PROBLEM TO SOLVE -
Across the entries below, work out how many lines contain "your". Respond with the number and no other text.

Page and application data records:
★ ★ ★ ★
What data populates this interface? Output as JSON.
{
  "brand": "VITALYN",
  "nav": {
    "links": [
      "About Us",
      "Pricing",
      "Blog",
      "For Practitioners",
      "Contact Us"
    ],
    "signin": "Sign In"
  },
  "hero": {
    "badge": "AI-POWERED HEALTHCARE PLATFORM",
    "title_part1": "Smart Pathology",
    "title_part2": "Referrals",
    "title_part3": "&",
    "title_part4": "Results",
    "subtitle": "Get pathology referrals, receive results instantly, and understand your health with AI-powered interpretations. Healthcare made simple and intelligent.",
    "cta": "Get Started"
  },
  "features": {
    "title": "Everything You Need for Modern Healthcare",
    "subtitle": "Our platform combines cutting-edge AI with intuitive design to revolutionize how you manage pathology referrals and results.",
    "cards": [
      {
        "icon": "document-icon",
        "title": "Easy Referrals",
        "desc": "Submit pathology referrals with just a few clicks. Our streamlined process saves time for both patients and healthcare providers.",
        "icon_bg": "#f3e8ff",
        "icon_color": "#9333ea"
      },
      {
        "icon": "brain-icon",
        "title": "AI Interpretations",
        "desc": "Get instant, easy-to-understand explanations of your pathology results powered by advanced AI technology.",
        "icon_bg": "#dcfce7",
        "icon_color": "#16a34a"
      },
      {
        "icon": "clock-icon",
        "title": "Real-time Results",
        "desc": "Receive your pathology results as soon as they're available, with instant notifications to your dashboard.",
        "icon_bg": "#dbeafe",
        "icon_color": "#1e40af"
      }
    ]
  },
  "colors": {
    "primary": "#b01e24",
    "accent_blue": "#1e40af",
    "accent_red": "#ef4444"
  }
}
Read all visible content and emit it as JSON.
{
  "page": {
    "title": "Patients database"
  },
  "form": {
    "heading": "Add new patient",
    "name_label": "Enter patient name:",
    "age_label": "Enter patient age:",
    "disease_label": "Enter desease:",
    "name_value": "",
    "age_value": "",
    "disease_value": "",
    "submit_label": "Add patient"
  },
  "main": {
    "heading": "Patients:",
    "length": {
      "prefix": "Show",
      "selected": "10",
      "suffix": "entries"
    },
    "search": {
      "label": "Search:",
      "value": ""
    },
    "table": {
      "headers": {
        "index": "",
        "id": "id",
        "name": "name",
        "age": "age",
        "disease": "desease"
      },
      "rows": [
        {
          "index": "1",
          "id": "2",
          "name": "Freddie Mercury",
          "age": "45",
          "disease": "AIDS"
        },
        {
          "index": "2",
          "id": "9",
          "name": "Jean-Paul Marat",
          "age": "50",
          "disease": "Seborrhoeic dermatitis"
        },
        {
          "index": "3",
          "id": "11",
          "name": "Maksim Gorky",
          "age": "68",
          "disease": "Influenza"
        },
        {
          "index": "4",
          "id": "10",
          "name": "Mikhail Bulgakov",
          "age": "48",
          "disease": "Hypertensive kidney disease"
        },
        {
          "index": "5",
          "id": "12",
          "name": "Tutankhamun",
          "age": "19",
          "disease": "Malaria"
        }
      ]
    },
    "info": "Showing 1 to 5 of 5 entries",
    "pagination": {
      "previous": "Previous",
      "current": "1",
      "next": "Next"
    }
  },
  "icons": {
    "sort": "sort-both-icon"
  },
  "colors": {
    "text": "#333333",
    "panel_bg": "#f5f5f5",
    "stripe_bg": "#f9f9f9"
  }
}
★ ★ ★ ★
ANSWER BOX -
3